Structured figure records
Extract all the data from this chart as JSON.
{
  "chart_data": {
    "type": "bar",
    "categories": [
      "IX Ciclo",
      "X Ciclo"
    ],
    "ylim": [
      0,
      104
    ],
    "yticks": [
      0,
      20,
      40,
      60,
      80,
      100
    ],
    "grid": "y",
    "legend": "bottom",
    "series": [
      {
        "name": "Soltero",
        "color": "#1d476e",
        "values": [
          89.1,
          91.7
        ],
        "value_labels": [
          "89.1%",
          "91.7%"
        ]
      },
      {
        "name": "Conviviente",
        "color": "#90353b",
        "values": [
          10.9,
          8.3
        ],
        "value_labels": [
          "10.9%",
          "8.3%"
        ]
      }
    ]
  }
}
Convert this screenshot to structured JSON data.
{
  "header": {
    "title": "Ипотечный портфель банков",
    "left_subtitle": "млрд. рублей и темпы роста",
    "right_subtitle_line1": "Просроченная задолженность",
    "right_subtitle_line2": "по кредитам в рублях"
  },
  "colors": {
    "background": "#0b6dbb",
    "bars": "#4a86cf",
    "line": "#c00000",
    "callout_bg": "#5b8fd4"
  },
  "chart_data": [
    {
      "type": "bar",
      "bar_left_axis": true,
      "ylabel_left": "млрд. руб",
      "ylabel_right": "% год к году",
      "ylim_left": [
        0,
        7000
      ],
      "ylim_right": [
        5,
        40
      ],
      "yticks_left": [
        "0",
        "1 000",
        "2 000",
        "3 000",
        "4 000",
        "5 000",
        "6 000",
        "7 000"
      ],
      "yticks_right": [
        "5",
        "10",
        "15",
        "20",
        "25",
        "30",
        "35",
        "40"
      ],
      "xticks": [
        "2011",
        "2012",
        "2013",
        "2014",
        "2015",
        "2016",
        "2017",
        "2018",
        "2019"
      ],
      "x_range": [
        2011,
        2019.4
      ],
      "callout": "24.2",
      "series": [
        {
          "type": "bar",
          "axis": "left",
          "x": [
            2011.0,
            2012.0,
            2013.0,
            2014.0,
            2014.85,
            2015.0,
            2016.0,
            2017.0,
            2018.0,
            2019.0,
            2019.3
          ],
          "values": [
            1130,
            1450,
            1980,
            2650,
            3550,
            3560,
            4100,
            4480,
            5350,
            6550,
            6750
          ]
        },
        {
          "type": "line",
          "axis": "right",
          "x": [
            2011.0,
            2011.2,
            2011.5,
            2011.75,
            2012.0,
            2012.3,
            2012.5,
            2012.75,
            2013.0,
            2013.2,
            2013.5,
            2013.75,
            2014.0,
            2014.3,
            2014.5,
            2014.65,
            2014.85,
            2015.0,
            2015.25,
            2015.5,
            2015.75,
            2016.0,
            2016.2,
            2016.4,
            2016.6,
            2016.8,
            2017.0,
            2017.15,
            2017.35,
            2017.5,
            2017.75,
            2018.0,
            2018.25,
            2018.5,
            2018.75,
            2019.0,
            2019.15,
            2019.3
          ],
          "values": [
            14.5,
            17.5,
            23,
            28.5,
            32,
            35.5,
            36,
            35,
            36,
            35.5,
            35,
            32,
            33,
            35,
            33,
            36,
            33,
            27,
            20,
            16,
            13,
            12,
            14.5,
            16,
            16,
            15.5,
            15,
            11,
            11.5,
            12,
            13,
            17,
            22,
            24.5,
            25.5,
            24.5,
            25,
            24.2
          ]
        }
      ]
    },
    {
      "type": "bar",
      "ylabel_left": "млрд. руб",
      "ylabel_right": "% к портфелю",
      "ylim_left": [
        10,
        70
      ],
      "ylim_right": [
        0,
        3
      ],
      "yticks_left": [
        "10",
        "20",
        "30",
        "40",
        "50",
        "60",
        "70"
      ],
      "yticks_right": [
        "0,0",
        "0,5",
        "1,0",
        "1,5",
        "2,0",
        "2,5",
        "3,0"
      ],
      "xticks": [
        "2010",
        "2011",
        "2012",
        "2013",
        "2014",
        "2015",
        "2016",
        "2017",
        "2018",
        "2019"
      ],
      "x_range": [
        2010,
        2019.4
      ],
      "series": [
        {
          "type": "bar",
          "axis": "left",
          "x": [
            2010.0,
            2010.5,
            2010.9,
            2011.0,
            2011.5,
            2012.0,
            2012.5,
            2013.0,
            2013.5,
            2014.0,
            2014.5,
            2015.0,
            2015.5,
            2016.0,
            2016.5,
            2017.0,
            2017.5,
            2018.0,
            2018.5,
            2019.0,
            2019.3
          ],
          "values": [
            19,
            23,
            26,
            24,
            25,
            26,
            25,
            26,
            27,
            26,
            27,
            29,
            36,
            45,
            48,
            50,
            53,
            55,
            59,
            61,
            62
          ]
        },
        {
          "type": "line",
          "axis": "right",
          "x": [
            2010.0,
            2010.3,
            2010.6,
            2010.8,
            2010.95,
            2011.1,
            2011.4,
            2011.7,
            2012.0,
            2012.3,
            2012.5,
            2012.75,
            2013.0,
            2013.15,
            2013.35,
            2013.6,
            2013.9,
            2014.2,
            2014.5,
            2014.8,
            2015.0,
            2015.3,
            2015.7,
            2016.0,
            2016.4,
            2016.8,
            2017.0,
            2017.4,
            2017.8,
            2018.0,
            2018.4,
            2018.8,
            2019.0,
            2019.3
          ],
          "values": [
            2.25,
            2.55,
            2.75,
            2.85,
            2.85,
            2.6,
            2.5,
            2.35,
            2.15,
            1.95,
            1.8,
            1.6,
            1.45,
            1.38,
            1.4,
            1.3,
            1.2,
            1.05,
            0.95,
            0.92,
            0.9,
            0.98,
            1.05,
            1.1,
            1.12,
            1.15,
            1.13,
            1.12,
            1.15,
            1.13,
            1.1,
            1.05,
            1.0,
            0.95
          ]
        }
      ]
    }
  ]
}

> _PROBLEM TO WORK ON_: Write out the entries in full, exactly as given.

> _OUTPUT FOR THIS TASK_:
Extract all the data from this chart as JSON.
{
  "chart_data": {
    "type": "bar",
    "categories": [
      "IX Ciclo",
      "X Ciclo"
    ],
    "ylim": [
      0,
      104
    ],
    "yticks": [
      0,
      20,
      40,
      60,
      80,
      100
    ],
    "grid": "y",
    "legend": "bottom",
    "series": [
      {
        "name": "Soltero",
        "color": "#1d476e",
        "values": [
          89.1,
          91.7
        ],
        "value_labels": [
          "89.1%",
          "91.7%"
        ]
      },
      {
        "name": "Conviviente",
        "color": "#90353b",
        "values": [
          10.9,
          8.3
        ],
        "value_labels": [
          "10.9%",
          "8.3%"
        ]
      }
    ]
  }
}
Convert this screenshot to structured JSON data.
{
  "header": {
    "title": "Ипотечный портфель банков",
    "left_subtitle": "млрд. рублей и темпы роста",
    "right_subtitle_line1": "Просроченная задолженность",
    "right_subtitle_line2": "по кредитам в рублях"
  },
  "colors": {
    "background": "#0b6dbb",
    "bars": "#4a86cf",
    "line": "#c00000",
    "callout_bg": "#5b8fd4"
  },
  "chart_data": [
    {
      "type": "bar",
      "bar_left_axis": true,
      "ylabel_left": "млрд. руб",
      "ylabel_right": "% год к году",
      "ylim_left": [
        0,
        7000
      ],
      "ylim_right": [
        5,
        40
      ],
      "yticks_left": [
        "0",
        "1 000",
        "2 000",
        "3 000",
        "4 000",
        "5 000",
        "6 000",
        "7 000"
      ],
      "yticks_right": [
        "5",
        "10",
        "15",
        "20",
        "25",
        "30",
        "35",
        "40"
      ],
      "xticks": [
        "2011",
        "2012",
        "2013",
        "2014",
        "2015",
        "2016",
        "2017",
        "2018",
        "2019"
      ],
      "x_range": [
        2011,
        2019.4
      ],
      "callout": "24.2",
      "series": [
        {
          "type": "bar",
          "axis": "left",
          "x": [
            2011.0,
            2012.0,
            2013.0,
            2014.0,
            2014.85,
            2015.0,
            2016.0,
            2017.0,
            2018.0,
            2019.0,
            2019.3
          ],
          "values": [
            1130,
            1450,
            1980,
            2650,
            3550,
            3560,
            4100,
            4480,
            5350,
            6550,
            6750
          ]
        },
        {
          "type": "line",
          "axis": "right",
          "x": [
            2011.0,
            2011.2,
            2011.5,
            2011.75,
            2012.0,
            2012.3,
            2012.5,
            2012.75,
            2013.0,
            2013.2,
            2013.5,
            2013.75,
            2014.0,
            2014.3,
            2014.5,
            2014.65,
            2014.85,
            2015.0,
            2015.25,
            2015.5,
            2015.75,
            2016.0,
            2016.2,
            2016.4,
            2016.6,
            2016.8,
            2017.0,
            2017.15,
            2017.35,
            2017.5,
            2017.75,
            2018.0,
            2018.25,
            2018.5,
            2018.75,
            2019.0,
            2019.15,
            2019.3
          ],
          "values": [
            14.5,
            17.5,
            23,
            28.5,
            32,
            35.5,
            36,
            35,
            36,
            35.5,
            35,
            32,
            33,
            35,
            33,
            36,
            33,
            27,
            20,
            16,
            13,
            12,
            14.5,
            16,
            16,
            15.5,
            15,
            11,
            11.5,
            12,
            13,
            17,
            22,
            24.5,
            25.5,
            24.5,
            25,
            24.2
          ]
        }
      ]
    },
    {
      "type": "bar",
      "ylabel_left": "млрд. руб",
      "ylabel_right": "% к портфелю",
      "ylim_left": [
        10,
        70
      ],
      "ylim_right": [
        0,
        3
      ],
      "yticks_left": [
        "10",
        "20",
        "30",
        "40",
        "50",
        "60",
        "70"
      ],
      "yticks_right": [
        "0,0",
        "0,5",
        "1,0",
        "1,5",
        "2,0",
        "2,5",
        "3,0"
      ],
      "xticks": [
        "2010",
        "2011",
        "2012",
        "2013",
        "2014",
        "2015",
        "2016",
        "2017",
        "2018",
        "2019"
      ],
      "x_range": [
        2010,
        2019.4
      ],
      "series": [
        {
          "type": "bar",
          "axis": "left",
          "x": [
            2010.0,
            2010.5,
            2010.9,
            2011.0,
            2011.5,
            2012.0,
            2012.5,
            2013.0,
            2013.5,
            2014.0,
            2014.5,
            2015.0,
            2015.5,
            2016.0,
            2016.5,
            2017.0,
            2017.5,
            2018.0,
            2018.5,
            2019.0,
            2019.3
          ],
          "values": [
            19,
            23,
            26,
            24,
            25,
            26,
            25,
            26,
            27,
            26,
            27,
            29,
            36,
            45,
            48,
            50,
            53,
            55,
            59,
            61,
            62
          ]
        },
        {
          "type": "line",
          "axis": "right",
          "x": [
            2010.0,
            2010.3,
            2010.6,
            2010.8,
            2010.95,
            2011.1,
            2011.4,
            2011.7,
            2012.0,
            2012.3,
            2012.5,
            2012.75,
            2013.0,
            2013.15,
            2013.35,
            2013.6,
            2013.9,
            2014.2,
            2014.5,
            2014.8,
            2015.0,
            2015.3,
            2015.7,
            2016.0,
            2016.4,
            2016.8,
            2017.0,
            2017.4,
            2017.8,
            2018.0,
            2018.4,
            2018.8,
            2019.0,
            2019.3
          ],
          "values": [
            2.25,
            2.55,
            2.75,
            2.85,
            2.85,
            2.6,
            2.5,
            2.35,
            2.15,
            1.95,
            1.8,
            1.6,
            1.45,
            1.38,
            1.4,
            1.3,
            1.2,
            1.05,
            0.95,
            0.92,
            0.9,
            0.98,
            1.05,
            1.1,
            1.12,
            1.15,
            1.13,
            1.12,
            1.15,
            1.13,
            1.1,
            1.05,
            1.0,
            0.95
          ]
        }
      ]
    }
  ]
}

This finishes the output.